## start EXCERPT PROVIDED
EDITORIAL

To Weather the Crisis India Must Reverse Economic Policies

The brave official rhetoric of India remaining insulated from the ‘made in USA’ economic crisis has now officially given way to a measured discourse of caution. On November 3, in a meeting with top corporate heads Prime Minister Manmohan Singh described the crisis as ‘unprecedented’ and cautioned that the global downturn triggered by the US financial crisis would prove to be ‘more severe and prolonged’ than expected earlier. He also talked about the need to minimize the impact of the financial crisis on the real economy and appealed to corporate heads to avoid any ‘knee-jerk reaction’. A group of ministers has been set up to monitor the ‘abnormal situation’ on a daily basis and a former chief economist of the IMF, Raghuram G Rajan has been named as a special economic adviser for the government.
## end EXCERPT PROVIDED
# SHORT PROBLEM 1:
Using the editorial, decide whether each statement agrees with it: (a) Manmohan Singh met top corporate heads on November 3; (b) the group of ministers will monitor the situation weekly; (c) Raghuram G Rajan is a former chief economist of the IMF. Answer yes or no for each and quote the deciding words.
## start THE DATA
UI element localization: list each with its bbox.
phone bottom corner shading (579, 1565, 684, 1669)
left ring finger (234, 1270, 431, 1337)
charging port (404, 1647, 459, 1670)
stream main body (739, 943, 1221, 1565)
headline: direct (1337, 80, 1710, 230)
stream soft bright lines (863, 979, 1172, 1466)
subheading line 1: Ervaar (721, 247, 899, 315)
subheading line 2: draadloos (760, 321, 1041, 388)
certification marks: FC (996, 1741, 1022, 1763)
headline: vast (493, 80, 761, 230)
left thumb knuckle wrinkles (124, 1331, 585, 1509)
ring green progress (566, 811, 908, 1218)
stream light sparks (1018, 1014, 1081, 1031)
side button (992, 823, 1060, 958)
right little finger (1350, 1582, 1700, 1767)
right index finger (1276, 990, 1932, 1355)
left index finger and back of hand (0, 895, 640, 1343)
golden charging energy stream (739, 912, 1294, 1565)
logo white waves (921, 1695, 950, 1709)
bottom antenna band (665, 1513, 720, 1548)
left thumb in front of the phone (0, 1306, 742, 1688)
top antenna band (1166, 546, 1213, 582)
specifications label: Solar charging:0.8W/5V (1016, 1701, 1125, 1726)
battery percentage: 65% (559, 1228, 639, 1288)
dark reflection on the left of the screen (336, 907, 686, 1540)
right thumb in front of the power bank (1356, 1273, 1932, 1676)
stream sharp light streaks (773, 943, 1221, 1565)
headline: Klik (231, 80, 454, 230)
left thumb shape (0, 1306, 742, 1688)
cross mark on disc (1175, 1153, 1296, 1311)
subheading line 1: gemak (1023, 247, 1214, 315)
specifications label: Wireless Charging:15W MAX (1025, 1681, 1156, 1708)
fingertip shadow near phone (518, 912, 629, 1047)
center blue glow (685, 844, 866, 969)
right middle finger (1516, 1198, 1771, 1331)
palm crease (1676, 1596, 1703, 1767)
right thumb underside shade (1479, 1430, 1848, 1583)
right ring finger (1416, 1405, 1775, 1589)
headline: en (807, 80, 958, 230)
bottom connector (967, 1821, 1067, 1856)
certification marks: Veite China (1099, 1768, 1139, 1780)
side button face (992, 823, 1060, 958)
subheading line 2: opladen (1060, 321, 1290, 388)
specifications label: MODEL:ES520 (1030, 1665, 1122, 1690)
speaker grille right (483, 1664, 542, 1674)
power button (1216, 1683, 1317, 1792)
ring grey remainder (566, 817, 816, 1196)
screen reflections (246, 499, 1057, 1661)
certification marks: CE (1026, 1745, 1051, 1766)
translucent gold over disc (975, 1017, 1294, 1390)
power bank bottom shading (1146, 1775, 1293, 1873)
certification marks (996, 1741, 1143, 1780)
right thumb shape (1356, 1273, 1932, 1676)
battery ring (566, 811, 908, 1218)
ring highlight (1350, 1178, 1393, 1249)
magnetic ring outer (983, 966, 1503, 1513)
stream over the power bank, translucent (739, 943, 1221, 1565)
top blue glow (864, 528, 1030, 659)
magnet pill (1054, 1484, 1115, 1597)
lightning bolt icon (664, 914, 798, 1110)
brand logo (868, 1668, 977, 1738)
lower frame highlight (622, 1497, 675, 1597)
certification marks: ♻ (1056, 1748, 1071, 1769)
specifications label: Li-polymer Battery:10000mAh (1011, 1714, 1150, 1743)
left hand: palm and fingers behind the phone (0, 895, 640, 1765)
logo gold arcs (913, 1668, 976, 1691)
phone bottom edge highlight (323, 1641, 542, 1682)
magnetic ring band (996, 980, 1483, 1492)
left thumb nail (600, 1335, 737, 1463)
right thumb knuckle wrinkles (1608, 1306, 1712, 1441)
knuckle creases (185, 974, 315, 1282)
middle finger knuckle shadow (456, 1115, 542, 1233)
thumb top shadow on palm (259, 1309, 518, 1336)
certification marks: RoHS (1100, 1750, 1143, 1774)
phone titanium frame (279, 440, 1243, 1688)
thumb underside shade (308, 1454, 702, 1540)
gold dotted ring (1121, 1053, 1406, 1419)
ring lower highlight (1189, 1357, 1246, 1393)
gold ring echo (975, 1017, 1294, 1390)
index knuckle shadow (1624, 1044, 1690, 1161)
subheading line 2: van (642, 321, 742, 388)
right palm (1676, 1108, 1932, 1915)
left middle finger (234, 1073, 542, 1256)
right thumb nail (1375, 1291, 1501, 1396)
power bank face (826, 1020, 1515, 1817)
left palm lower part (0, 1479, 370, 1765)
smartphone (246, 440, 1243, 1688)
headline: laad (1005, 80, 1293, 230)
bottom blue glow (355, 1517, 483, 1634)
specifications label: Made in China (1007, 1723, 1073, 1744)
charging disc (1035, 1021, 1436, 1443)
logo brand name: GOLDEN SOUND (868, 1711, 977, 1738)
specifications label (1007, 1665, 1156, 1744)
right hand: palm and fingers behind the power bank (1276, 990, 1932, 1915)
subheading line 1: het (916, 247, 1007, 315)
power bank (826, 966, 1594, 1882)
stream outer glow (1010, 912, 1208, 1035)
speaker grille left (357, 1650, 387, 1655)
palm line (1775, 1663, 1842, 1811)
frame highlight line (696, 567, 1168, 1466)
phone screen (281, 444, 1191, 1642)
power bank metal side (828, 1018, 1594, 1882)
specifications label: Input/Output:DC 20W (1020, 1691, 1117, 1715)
## end THE DATA
# SHORT PROBLEM 2:
Arrange the records, starting at their first line and ending at the line that contains "subheading line 1: Ervaar", as a Markdown table with the columns Row and Record line, leaving out blank lines.

# EXERCISE RESULT 1:
(a) Yes: "On November 3, in a meeting with top corporate heads Prime Minister Manmohan Singh"
(b) No: "on a daily basis"
(c) Yes: "a former chief economist of the IMF, Raghuram G Rajan"

# EXERCISE RESULT 2:
| Row | Record line |
|---|---|
| 1 | UI element localization: list each with its bbox. |
| 2 | phone bottom corner shading (579, 1565, 684, 1669) |
| 3 | left ring finger (234, 1270, 431, 1337) |
| 4 | charging port (404, 1647, 459, 1670) |
| 5 | stream main body (739, 943, 1221, 1565) |
| 6 | headline: direct (1337, 80, 1710, 230) |
| 7 | stream soft bright lines (863, 979, 1172, 1466) |
| 8 | subheading line 1: Ervaar (721, 247, 899, 315) |